Work instructions »
Output each entry exactly; skip nothing.

Entries »
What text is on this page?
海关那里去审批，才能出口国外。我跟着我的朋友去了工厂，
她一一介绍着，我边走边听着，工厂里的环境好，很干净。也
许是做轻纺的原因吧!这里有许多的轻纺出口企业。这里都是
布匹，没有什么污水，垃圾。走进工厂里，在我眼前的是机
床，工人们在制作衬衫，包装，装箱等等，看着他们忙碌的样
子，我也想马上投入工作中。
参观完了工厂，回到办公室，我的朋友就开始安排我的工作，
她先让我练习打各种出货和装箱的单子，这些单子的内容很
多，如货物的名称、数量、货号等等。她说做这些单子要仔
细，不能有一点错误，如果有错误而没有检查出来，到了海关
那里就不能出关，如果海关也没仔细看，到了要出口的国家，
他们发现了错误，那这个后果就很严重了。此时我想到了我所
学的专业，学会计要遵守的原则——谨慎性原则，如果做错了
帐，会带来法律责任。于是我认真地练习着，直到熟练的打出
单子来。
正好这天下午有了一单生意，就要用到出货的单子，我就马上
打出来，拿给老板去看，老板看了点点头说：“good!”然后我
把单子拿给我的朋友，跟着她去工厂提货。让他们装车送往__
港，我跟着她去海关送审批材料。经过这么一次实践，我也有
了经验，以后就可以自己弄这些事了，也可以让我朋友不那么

Complete response »
What text is on this page?
海关那里去审批，才能出口国外。我跟着我的朋友去了工厂，
她一一介绍着，我边走边听着，工厂里的环境好，很干净。也
许是做轻纺的原因吧!这里有许多的轻纺出口企业。这里都是
布匹，没有什么污水，垃圾。走进工厂里，在我眼前的是机
床，工人们在制作衬衫，包装，装箱等等，看着他们忙碌的样
子，我也想马上投入工作中。
参观完了工厂，回到办公室，我的朋友就开始安排我的工作，
她先让我练习打各种出货和装箱的单子，这些单子的内容很
多，如货物的名称、数量、货号等等。她说做这些单子要仔
细，不能有一点错误，如果有错误而没有检查出来，到了海关
那里就不能出关，如果海关也没仔细看，到了要出口的国家，
他们发现了错误，那这个后果就很严重了。此时我想到了我所
学的专业，学会计要遵守的原则——谨慎性原则，如果做错了
帐，会带来法律责任。于是我认真地练习着，直到熟练的打出
单子来。
正好这天下午有了一单生意，就要用到出货的单子，我就马上
打出来，拿给老板去看，老板看了点点头说：“good!”然后我
把单子拿给我的朋友，跟着她去工厂提货。让他们装车送往__
港，我跟着她去海关送审批材料。经过这么一次实践，我也有
了经验，以后就可以自己弄这些事了，也可以让我朋友不那么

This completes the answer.